Task instructions: Count every line that holds the string "panel", and report the number alone.

Records from a data collection

** Start **

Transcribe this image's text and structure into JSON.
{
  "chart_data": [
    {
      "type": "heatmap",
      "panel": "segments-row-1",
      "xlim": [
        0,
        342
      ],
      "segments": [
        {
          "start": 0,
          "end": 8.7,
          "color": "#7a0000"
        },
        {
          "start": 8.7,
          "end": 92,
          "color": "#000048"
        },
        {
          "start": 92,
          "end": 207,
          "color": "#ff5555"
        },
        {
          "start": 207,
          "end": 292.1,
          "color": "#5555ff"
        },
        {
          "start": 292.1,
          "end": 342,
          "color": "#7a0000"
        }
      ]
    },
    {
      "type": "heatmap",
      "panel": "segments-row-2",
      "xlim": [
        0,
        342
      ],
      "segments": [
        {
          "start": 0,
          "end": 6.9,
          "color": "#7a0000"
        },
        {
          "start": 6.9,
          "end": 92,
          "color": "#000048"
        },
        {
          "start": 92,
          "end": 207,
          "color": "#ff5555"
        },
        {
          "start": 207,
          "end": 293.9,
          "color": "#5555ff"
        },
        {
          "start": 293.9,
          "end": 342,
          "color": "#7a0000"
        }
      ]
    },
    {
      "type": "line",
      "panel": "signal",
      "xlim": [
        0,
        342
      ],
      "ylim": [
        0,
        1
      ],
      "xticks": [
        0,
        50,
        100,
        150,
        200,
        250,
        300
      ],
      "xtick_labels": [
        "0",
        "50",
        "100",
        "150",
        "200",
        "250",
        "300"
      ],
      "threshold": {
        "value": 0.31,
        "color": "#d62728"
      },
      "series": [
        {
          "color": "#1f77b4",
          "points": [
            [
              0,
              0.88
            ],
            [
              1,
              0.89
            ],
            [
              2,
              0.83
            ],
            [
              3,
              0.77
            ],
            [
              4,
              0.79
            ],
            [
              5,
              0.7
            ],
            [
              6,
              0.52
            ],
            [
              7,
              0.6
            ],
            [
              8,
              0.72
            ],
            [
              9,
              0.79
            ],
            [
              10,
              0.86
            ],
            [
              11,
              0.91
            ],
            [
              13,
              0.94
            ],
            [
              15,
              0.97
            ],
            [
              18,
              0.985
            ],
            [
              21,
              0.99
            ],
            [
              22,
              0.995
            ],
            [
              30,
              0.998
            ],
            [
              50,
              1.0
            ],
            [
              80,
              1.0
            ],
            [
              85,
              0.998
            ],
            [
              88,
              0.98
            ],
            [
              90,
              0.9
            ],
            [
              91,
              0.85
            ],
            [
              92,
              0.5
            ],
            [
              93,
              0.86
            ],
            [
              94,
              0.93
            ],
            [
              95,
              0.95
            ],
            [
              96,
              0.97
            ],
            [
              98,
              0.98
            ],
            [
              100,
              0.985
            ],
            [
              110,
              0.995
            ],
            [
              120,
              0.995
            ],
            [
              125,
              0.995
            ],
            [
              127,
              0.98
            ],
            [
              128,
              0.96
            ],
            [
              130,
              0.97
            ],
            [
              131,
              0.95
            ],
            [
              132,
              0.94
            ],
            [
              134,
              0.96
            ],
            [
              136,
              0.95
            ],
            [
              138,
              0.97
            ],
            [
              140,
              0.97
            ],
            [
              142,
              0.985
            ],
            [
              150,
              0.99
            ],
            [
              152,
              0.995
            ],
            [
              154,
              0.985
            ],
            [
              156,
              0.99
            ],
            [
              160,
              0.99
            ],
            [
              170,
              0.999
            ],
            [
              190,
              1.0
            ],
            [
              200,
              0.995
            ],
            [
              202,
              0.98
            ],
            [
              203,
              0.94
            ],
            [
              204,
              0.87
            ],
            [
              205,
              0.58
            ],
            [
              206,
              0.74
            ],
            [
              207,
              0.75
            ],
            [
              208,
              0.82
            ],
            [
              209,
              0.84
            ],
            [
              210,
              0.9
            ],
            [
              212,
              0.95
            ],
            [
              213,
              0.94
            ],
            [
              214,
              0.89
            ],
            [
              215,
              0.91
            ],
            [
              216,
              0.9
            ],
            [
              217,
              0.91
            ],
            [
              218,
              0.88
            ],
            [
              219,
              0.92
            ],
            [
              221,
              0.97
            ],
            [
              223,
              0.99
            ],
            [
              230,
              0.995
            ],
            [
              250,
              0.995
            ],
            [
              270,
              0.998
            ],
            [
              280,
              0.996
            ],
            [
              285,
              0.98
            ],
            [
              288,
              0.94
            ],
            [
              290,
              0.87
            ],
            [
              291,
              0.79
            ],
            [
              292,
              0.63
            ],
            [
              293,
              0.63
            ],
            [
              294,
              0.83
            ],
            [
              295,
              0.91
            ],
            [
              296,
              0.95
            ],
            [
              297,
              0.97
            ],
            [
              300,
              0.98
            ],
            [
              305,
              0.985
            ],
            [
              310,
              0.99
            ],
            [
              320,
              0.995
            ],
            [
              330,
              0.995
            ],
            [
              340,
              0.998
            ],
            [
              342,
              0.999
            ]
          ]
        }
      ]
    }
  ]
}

** End **

Written response: 3